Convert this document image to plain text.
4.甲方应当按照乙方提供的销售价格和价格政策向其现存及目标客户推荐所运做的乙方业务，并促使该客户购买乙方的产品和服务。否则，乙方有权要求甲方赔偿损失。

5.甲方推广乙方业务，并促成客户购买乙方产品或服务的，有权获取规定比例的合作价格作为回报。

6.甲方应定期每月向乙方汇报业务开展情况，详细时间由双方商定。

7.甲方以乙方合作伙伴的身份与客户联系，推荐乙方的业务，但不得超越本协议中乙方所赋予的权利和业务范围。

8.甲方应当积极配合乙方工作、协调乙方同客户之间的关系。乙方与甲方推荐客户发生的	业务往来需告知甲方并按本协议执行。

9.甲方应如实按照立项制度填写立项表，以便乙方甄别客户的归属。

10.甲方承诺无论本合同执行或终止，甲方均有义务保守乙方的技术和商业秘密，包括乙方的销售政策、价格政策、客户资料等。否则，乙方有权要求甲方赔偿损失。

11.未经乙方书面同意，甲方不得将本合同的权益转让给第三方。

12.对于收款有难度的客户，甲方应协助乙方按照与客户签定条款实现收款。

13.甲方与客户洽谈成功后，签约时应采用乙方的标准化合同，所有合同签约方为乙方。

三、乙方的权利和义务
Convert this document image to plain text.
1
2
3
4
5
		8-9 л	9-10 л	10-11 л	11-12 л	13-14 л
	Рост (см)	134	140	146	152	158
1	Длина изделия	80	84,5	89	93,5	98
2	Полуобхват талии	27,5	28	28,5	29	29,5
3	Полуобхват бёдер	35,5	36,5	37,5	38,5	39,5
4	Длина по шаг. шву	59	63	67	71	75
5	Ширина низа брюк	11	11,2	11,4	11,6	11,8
——
**GIVEN TASK**
Take the lines above and print them exactly.

**WORKED SOLUTION**
Convert this document image to plain text.
4.甲方应当按照乙方提供的销售价格和价格政策向其现存及目标客户推荐所运做的乙方业务，并促使该客户购买乙方的产品和服务。否则，乙方有权要求甲方赔偿损失。

5.甲方推广乙方业务，并促成客户购买乙方产品或服务的，有权获取规定比例的合作价格作为回报。

6.甲方应定期每月向乙方汇报业务开展情况，详细时间由双方商定。

7.甲方以乙方合作伙伴的身份与客户联系，推荐乙方的业务，但不得超越本协议中乙方所赋予的权利和业务范围。

8.甲方应当积极配合乙方工作、协调乙方同客户之间的关系。乙方与甲方推荐客户发生的	业务往来需告知甲方并按本协议执行。

9.甲方应如实按照立项制度填写立项表，以便乙方甄别客户的归属。

10.甲方承诺无论本合同执行或终止，甲方均有义务保守乙方的技术和商业秘密，包括乙方的销售政策、价格政策、客户资料等。否则，乙方有权要求甲方赔偿损失。

11.未经乙方书面同意，甲方不得将本合同的权益转让给第三方。

12.对于收款有难度的客户，甲方应协助乙方按照与客户签定条款实现收款。

13.甲方与客户洽谈成功后，签约时应采用乙方的标准化合同，所有合同签约方为乙方。

三、乙方的权利和义务
Convert this document image to plain text.
1
2
3
4
5
		8-9 л	9-10 л	10-11 л	11-12 л	13-14 л
	Рост (см)	134	140	146	152	158
1	Длина изделия	80	84,5	89	93,5	98
2	Полуобхват талии	27,5	28	28,5	29	29,5
3	Полуобхват бёдер	35,5	36,5	37,5	38,5	39,5
4	Длина по шаг. шву	59	63	67	71	75
5	Ширина низа брюк	11	11,2	11,4	11,6	11,8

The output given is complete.